(Stored data entries)
___
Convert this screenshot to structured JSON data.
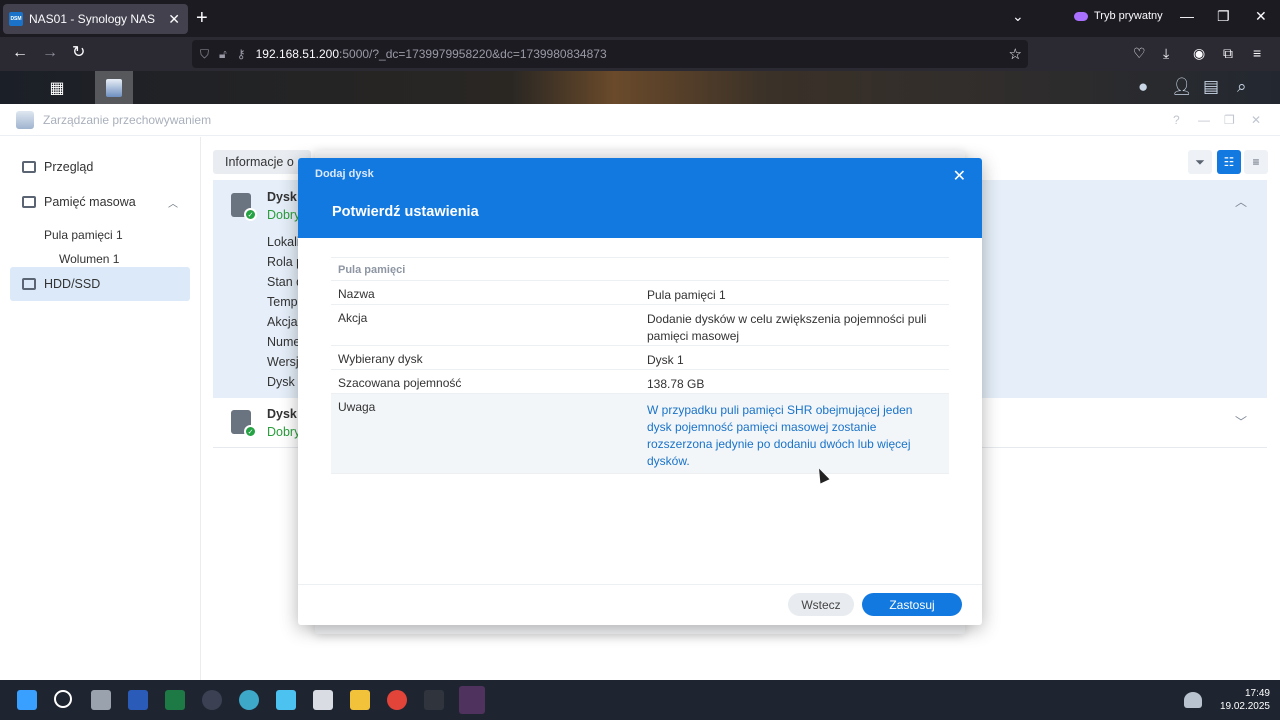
{
  "browser": {
    "tab_title": "NAS01 - Synology NAS",
    "favicon_text": "DSM",
    "private_label": "Tryb prywatny",
    "url_host": "192.168.51.200",
    "url_rest": ":5000/?_dc=1739979958220&dc=1739980834873"
  },
  "window": {
    "title": "Zarządzanie przechowywaniem"
  },
  "sidebar": {
    "items": [
      {
        "label": "Przegląd"
      },
      {
        "label": "Pamięć masowa"
      },
      {
        "label": "HDD/SSD"
      }
    ],
    "subitems": [
      {
        "label": "Pula pamięci 1"
      },
      {
        "label": "Wolumen 1"
      }
    ]
  },
  "content": {
    "info_tab": "Informacje o",
    "disk1": {
      "title": "Dysk",
      "status": "Dobry",
      "labels": [
        "Lokali",
        "Rola p",
        "Stan d",
        "Tempe",
        "Akcja",
        "Nume",
        "Wersj",
        "Dysk"
      ]
    },
    "disk2": {
      "title": "Dysk",
      "status": "Dobry"
    }
  },
  "modal": {
    "small_title": "Dodaj dysk",
    "title": "Potwierdź ustawienia",
    "section": "Pula pamięci",
    "rows": [
      {
        "key": "Nazwa",
        "value": "Pula pamięci 1"
      },
      {
        "key": "Akcja",
        "value": "Dodanie dysków w celu zwiększenia pojemności puli pamięci masowej"
      },
      {
        "key": "Wybierany dysk",
        "value": "Dysk 1"
      },
      {
        "key": "Szacowana pojemność",
        "value": "138.78 GB"
      },
      {
        "key": "Uwaga",
        "value": "W przypadku puli pamięci SHR obejmującej jeden dysk pojemność pamięci masowej zostanie rozszerzona jedynie po dodaniu dwóch lub więcej dysków."
      }
    ],
    "back_label": "Wstecz",
    "apply_label": "Zastosuj"
  },
  "taskbar": {
    "time": "17:49",
    "date": "19.02.2025"
  },
  "colors": {
    "accent": "#1279e0",
    "status_ok": "#2a9d3c",
    "note_text": "#1a73c8"
  }
}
___
Your objective: Leave the pictures out and reproduce all of the records exactly.

Result below:
Convert this screenshot to structured JSON data.
{
  "browser": {
    "tab_title": "NAS01 - Synology NAS",
    "favicon_text": "DSM",
    "private_label": "Tryb prywatny",
    "url_host": "192.168.51.200",
    "url_rest": ":5000/?_dc=1739979958220&dc=1739980834873"
  },
  "window": {
    "title": "Zarządzanie przechowywaniem"
  },
  "sidebar": {
    "items": [
      {
        "label": "Przegląd"
      },
      {
        "label": "Pamięć masowa"
      },
      {
        "label": "HDD/SSD"
      }
    ],
    "subitems": [
      {
        "label": "Pula pamięci 1"
      },
      {
        "label": "Wolumen 1"
      }
    ]
  },
  "content": {
    "info_tab": "Informacje o",
    "disk1": {
      "title": "Dysk",
      "status": "Dobry",
      "labels": [
        "Lokali",
        "Rola p",
        "Stan d",
        "Tempe",
        "Akcja",
        "Nume",
        "Wersj",
        "Dysk"
      ]
    },
    "disk2": {
      "title": "Dysk",
      "status": "Dobry"
    }
  },
  "modal": {
    "small_title": "Dodaj dysk",
    "title": "Potwierdź ustawienia",
    "section": "Pula pamięci",
    "rows": [
      {
        "key": "Nazwa",
        "value": "Pula pamięci 1"
      },
      {
        "key": "Akcja",
        "value": "Dodanie dysków w celu zwiększenia pojemności puli pamięci masowej"
      },
      {
        "key": "Wybierany dysk",
        "value": "Dysk 1"
      },
      {
        "key": "Szacowana pojemność",
        "value": "138.78 GB"
      },
      {
        "key": "Uwaga",
        "value": "W przypadku puli pamięci SHR obejmującej jeden dysk pojemność pamięci masowej zostanie rozszerzona jedynie po dodaniu dwóch lub więcej dysków."
      }
    ],
    "back_label": "Wstecz",
    "apply_label": "Zastosuj"
  },
  "taskbar": {
    "time": "17:49",
    "date": "19.02.2025"
  },
  "colors": {
    "accent": "#1279e0",
    "status_ok": "#2a9d3c",
    "note_text": "#1a73c8"
  }
}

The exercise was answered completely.